-------- SOURCE RECORDS
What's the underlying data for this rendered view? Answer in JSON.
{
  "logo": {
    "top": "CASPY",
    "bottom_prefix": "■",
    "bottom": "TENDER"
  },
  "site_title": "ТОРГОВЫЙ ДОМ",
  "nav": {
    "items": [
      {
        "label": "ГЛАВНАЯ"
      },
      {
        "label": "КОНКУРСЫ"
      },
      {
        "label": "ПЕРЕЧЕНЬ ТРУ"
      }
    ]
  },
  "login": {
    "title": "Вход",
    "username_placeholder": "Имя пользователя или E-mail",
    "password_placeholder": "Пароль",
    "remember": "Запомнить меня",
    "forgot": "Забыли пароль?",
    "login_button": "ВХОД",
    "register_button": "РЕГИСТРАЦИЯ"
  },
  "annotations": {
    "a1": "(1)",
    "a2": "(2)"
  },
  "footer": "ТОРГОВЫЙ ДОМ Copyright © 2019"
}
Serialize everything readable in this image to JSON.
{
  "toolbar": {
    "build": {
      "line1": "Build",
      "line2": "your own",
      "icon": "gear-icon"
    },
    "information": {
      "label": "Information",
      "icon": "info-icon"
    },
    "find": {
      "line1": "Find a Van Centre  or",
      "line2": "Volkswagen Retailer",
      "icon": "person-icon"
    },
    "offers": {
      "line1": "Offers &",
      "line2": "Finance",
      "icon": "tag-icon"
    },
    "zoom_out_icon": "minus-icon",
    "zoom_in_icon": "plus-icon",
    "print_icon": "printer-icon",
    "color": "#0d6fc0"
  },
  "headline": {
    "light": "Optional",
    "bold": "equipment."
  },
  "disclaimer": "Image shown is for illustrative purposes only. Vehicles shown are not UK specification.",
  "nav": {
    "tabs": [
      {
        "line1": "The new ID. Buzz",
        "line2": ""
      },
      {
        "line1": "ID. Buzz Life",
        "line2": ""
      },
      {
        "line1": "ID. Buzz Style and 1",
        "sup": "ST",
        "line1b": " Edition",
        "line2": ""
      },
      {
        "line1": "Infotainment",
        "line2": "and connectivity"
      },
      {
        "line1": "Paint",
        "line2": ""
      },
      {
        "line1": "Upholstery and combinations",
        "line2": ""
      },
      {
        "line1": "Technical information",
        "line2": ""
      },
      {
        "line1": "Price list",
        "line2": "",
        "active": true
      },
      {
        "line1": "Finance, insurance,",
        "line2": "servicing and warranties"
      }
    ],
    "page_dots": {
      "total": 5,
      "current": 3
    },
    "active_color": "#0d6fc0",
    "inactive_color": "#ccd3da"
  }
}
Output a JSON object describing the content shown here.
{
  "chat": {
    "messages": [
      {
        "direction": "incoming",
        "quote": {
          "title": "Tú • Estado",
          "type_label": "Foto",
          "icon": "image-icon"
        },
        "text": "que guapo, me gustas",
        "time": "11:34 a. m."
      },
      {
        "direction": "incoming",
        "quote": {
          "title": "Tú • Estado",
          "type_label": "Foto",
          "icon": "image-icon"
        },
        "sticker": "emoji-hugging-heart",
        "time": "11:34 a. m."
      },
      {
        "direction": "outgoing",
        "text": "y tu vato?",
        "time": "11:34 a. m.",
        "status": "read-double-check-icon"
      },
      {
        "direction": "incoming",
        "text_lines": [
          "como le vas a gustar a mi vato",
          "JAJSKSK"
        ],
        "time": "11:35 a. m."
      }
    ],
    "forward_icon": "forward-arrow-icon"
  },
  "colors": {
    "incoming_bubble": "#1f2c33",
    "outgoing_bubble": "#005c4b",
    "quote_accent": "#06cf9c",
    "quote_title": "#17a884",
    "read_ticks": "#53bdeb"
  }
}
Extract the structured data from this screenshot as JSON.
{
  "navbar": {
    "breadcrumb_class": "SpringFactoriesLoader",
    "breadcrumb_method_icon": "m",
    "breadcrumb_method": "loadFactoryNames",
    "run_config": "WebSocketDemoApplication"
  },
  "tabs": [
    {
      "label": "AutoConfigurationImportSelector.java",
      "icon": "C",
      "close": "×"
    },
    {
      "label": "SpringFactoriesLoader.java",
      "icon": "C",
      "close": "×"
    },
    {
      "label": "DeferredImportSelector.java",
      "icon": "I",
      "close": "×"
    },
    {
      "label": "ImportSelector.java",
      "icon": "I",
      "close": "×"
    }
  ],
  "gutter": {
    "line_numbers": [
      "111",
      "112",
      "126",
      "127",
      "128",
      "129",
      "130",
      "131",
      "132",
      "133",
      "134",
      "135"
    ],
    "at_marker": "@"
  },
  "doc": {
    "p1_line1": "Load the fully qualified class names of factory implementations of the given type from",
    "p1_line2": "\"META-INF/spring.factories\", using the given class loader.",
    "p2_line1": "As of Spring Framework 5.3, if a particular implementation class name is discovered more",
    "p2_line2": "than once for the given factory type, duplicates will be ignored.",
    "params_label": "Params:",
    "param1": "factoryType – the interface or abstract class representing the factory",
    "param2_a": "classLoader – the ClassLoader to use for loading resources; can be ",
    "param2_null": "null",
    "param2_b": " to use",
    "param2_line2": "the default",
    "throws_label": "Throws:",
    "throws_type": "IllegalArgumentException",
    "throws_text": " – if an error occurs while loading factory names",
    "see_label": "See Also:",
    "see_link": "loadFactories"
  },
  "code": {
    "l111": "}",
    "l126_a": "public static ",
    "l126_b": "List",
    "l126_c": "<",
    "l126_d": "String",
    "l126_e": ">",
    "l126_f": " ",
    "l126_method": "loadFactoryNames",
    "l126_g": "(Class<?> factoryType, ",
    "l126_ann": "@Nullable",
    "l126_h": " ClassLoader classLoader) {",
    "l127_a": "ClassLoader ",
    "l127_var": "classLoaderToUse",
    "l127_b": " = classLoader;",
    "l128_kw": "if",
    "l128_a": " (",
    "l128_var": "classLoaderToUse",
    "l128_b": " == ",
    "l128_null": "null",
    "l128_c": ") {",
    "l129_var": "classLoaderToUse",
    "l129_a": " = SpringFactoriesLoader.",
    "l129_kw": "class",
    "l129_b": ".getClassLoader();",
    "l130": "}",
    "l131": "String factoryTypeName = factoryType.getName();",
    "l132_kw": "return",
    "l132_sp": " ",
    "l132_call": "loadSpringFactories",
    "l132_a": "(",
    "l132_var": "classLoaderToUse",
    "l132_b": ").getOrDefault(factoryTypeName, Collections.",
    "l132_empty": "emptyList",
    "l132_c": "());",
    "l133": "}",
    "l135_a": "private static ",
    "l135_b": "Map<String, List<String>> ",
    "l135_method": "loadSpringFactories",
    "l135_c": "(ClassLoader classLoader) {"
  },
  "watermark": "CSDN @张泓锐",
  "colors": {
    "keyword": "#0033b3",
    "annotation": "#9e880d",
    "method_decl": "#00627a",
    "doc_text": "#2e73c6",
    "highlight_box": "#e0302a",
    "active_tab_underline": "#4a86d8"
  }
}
----------------
→ WRITTEN EXERCISE:
Above are some records. Print them all exactly.

→ RESULT OF THE TASK:
What's the underlying data for this rendered view? Answer in JSON.
{
  "logo": {
    "top": "CASPY",
    "bottom_prefix": "■",
    "bottom": "TENDER"
  },
  "site_title": "ТОРГОВЫЙ ДОМ",
  "nav": {
    "items": [
      {
        "label": "ГЛАВНАЯ"
      },
      {
        "label": "КОНКУРСЫ"
      },
      {
        "label": "ПЕРЕЧЕНЬ ТРУ"
      }
    ]
  },
  "login": {
    "title": "Вход",
    "username_placeholder": "Имя пользователя или E-mail",
    "password_placeholder": "Пароль",
    "remember": "Запомнить меня",
    "forgot": "Забыли пароль?",
    "login_button": "ВХОД",
    "register_button": "РЕГИСТРАЦИЯ"
  },
  "annotations": {
    "a1": "(1)",
    "a2": "(2)"
  },
  "footer": "ТОРГОВЫЙ ДОМ Copyright © 2019"
}
Serialize everything readable in this image to JSON.
{
  "toolbar": {
    "build": {
      "line1": "Build",
      "line2": "your own",
      "icon": "gear-icon"
    },
    "information": {
      "label": "Information",
      "icon": "info-icon"
    },
    "find": {
      "line1": "Find a Van Centre  or",
      "line2": "Volkswagen Retailer",
      "icon": "person-icon"
    },
    "offers": {
      "line1": "Offers &",
      "line2": "Finance",
      "icon": "tag-icon"
    },
    "zoom_out_icon": "minus-icon",
    "zoom_in_icon": "plus-icon",
    "print_icon": "printer-icon",
    "color": "#0d6fc0"
  },
  "headline": {
    "light": "Optional",
    "bold": "equipment."
  },
  "disclaimer": "Image shown is for illustrative purposes only. Vehicles shown are not UK specification.",
  "nav": {
    "tabs": [
      {
        "line1": "The new ID. Buzz",
        "line2": ""
      },
      {
        "line1": "ID. Buzz Life",
        "line2": ""
      },
      {
        "line1": "ID. Buzz Style and 1",
        "sup": "ST",
        "line1b": " Edition",
        "line2": ""
      },
      {
        "line1": "Infotainment",
        "line2": "and connectivity"
      },
      {
        "line1": "Paint",
        "line2": ""
      },
      {
        "line1": "Upholstery and combinations",
        "line2": ""
      },
      {
        "line1": "Technical information",
        "line2": ""
      },
      {
        "line1": "Price list",
        "line2": "",
        "active": true
      },
      {
        "line1": "Finance, insurance,",
        "line2": "servicing and warranties"
      }
    ],
    "page_dots": {
      "total": 5,
      "current": 3
    },
    "active_color": "#0d6fc0",
    "inactive_color": "#ccd3da"
  }
}
Output a JSON object describing the content shown here.
{
  "chat": {
    "messages": [
      {
        "direction": "incoming",
        "quote": {
          "title": "Tú • Estado",
          "type_label": "Foto",
          "icon": "image-icon"
        },
        "text": "que guapo, me gustas",
        "time": "11:34 a. m."
      },
      {
        "direction": "incoming",
        "quote": {
          "title": "Tú • Estado",
          "type_label": "Foto",
          "icon": "image-icon"
        },
        "sticker": "emoji-hugging-heart",
        "time": "11:34 a. m."
      },
      {
        "direction": "outgoing",
        "text": "y tu vato?",
        "time": "11:34 a. m.",
        "status": "read-double-check-icon"
      },
      {
        "direction": "incoming",
        "text_lines": [
          "como le vas a gustar a mi vato",
          "JAJSKSK"
        ],
        "time": "11:35 a. m."
      }
    ],
    "forward_icon": "forward-arrow-icon"
  },
  "colors": {
    "incoming_bubble": "#1f2c33",
    "outgoing_bubble": "#005c4b",
    "quote_accent": "#06cf9c",
    "quote_title": "#17a884",
    "read_ticks": "#53bdeb"
  }
}
Extract the structured data from this screenshot as JSON.
{
  "navbar": {
    "breadcrumb_class": "SpringFactoriesLoader",
    "breadcrumb_method_icon": "m",
    "breadcrumb_method": "loadFactoryNames",
    "run_config": "WebSocketDemoApplication"
  },
  "tabs": [
    {
      "label": "AutoConfigurationImportSelector.java",
      "icon": "C",
      "close": "×"
    },
    {
      "label": "SpringFactoriesLoader.java",
      "icon": "C",
      "close": "×"
    },
    {
      "label": "DeferredImportSelector.java",
      "icon": "I",
      "close": "×"
    },
    {
      "label": "ImportSelector.java",
      "icon": "I",
      "close": "×"
    }
  ],
  "gutter": {
    "line_numbers": [
      "111",
      "112",
      "126",
      "127",
      "128",
      "129",
      "130",
      "131",
      "132",
      "133",
      "134",
      "135"
    ],
    "at_marker": "@"
  },
  "doc": {
    "p1_line1": "Load the fully qualified class names of factory implementations of the given type from",
    "p1_line2": "\"META-INF/spring.factories\", using the given class loader.",
    "p2_line1": "As of Spring Framework 5.3, if a particular implementation class name is discovered more",
    "p2_line2": "than once for the given factory type, duplicates will be ignored.",
    "params_label": "Params:",
    "param1": "factoryType – the interface or abstract class representing the factory",
    "param2_a": "classLoader – the ClassLoader to use for loading resources; can be ",
    "param2_null": "null",
    "param2_b": " to use",
    "param2_line2": "the default",
    "throws_label": "Throws:",
    "throws_type": "IllegalArgumentException",
    "throws_text": " – if an error occurs while loading factory names",
    "see_label": "See Also:",
    "see_link": "loadFactories"
  },
  "code": {
    "l111": "}",
    "l126_a": "public static ",
    "l126_b": "List",
    "l126_c": "<",
    "l126_d": "String",
    "l126_e": ">",
    "l126_f": " ",
    "l126_method": "loadFactoryNames",
    "l126_g": "(Class<?> factoryType, ",
    "l126_ann": "@Nullable",
    "l126_h": " ClassLoader classLoader) {",
    "l127_a": "ClassLoader ",
    "l127_var": "classLoaderToUse",
    "l127_b": " = classLoader;",
    "l128_kw": "if",
    "l128_a": " (",
    "l128_var": "classLoaderToUse",
    "l128_b": " == ",
    "l128_null": "null",
    "l128_c": ") {",
    "l129_var": "classLoaderToUse",
    "l129_a": " = SpringFactoriesLoader.",
    "l129_kw": "class",
    "l129_b": ".getClassLoader();",
    "l130": "}",
    "l131": "String factoryTypeName = factoryType.getName();",
    "l132_kw": "return",
    "l132_sp": " ",
    "l132_call": "loadSpringFactories",
    "l132_a": "(",
    "l132_var": "classLoaderToUse",
    "l132_b": ").getOrDefault(factoryTypeName, Collections.",
    "l132_empty": "emptyList",
    "l132_c": "());",
    "l133": "}",
    "l135_a": "private static ",
    "l135_b": "Map<String, List<String>> ",
    "l135_method": "loadSpringFactories",
    "l135_c": "(ClassLoader classLoader) {"
  },
  "watermark": "CSDN @张泓锐",
  "colors": {
    "keyword": "#0033b3",
    "annotation": "#9e880d",
    "method_decl": "#00627a",
    "doc_text": "#2e73c6",
    "highlight_box": "#e0302a",
    "active_tab_underline": "#4a86d8"
  }
}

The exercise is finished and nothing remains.